◆ Record list

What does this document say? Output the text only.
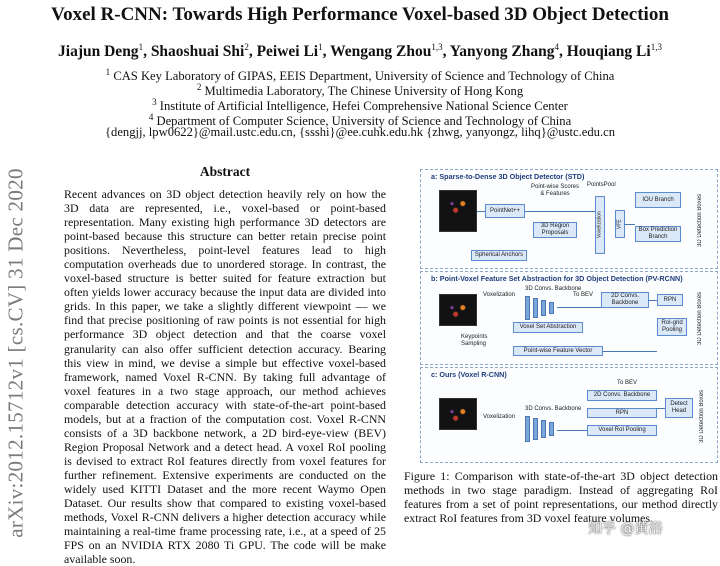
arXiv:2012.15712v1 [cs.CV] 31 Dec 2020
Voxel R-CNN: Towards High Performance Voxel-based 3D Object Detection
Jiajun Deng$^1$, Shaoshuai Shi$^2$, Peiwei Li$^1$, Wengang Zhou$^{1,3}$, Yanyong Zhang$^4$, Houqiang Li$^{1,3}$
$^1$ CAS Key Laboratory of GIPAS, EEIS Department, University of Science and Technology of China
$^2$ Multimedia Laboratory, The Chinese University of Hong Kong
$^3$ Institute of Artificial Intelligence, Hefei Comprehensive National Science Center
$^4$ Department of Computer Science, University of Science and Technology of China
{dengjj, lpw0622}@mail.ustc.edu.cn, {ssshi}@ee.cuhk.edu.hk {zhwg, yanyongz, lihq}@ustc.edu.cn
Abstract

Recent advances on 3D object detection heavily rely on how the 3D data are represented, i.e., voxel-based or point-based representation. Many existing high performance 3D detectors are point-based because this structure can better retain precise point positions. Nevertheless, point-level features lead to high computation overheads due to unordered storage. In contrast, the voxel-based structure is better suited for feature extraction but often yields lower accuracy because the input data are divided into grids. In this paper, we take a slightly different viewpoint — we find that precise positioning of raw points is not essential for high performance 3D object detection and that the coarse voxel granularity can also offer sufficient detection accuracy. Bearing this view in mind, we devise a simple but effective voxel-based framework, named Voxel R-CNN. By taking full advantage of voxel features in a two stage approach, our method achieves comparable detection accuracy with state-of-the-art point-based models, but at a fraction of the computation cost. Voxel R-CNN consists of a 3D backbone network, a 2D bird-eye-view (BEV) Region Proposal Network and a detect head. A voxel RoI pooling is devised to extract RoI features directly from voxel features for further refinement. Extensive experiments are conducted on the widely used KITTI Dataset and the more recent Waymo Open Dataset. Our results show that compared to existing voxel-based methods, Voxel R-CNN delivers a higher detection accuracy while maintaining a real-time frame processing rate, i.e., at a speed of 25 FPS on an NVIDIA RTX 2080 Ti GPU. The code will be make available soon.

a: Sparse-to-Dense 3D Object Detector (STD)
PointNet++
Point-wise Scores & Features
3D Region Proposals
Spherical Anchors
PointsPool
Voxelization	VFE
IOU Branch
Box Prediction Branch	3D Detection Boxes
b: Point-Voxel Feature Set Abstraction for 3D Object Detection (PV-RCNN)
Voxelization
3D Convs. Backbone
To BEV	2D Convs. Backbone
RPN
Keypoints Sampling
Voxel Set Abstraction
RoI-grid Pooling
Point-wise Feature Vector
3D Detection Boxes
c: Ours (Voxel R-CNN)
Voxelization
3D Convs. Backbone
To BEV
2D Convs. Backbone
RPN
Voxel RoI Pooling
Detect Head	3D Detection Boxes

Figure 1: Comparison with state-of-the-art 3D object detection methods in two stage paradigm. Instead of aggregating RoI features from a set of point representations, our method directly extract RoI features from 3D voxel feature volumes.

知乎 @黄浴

◆ Set task
Copy out each line of the entries that holds "Convs".

◆ The answer
3D Convs. Backbone
To BEV	2D Convs. Backbone
3D Convs. Backbone
2D Convs. Backbone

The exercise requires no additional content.